**Records for this exercise**
.....

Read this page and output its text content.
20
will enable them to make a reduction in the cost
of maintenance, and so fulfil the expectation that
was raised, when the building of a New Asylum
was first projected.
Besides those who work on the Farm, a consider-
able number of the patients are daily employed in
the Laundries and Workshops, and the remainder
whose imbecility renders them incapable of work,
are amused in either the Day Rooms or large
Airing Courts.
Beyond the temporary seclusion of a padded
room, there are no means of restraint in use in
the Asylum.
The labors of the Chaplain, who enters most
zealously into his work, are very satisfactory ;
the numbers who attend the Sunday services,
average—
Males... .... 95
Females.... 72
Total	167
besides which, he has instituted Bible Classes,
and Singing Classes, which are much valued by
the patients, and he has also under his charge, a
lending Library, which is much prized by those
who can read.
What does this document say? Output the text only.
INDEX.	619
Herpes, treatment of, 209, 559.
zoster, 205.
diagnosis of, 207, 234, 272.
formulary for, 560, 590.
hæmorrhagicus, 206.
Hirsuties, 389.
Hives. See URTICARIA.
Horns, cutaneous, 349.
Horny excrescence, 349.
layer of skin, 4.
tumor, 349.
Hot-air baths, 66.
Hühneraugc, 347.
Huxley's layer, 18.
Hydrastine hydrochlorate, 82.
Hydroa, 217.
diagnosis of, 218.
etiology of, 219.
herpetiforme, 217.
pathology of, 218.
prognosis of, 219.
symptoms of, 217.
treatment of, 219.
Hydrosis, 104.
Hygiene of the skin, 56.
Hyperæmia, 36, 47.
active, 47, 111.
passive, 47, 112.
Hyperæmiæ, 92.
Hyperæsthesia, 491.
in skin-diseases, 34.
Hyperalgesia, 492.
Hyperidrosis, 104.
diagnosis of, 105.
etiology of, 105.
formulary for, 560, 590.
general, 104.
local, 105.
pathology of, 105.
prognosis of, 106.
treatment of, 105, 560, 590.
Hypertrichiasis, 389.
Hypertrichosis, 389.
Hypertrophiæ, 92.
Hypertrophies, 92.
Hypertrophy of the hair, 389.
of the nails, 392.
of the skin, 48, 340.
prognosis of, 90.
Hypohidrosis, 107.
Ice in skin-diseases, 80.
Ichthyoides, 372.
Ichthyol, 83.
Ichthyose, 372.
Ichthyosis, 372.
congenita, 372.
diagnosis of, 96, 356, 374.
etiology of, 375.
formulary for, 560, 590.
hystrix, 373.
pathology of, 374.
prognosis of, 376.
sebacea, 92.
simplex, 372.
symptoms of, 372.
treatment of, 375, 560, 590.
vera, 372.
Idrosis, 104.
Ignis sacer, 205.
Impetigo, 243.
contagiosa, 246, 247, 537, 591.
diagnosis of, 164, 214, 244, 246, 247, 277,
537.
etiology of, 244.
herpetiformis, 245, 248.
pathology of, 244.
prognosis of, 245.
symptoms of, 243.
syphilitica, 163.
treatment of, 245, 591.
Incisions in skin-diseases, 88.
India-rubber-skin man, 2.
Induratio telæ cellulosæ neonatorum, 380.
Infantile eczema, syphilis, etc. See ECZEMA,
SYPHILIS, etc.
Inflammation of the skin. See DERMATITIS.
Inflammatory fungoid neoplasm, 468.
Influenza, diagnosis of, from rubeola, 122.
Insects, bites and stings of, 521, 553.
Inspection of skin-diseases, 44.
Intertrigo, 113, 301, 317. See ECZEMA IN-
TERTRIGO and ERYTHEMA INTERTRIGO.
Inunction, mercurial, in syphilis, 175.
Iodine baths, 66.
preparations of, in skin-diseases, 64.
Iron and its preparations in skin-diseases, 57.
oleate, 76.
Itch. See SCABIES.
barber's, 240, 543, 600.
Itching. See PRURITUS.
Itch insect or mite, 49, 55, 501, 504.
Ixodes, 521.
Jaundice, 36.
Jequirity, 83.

.....

**Problem to solve**
Find the lines of the material that contain the word "those" and report only how many there are.

**Completed exercise**
2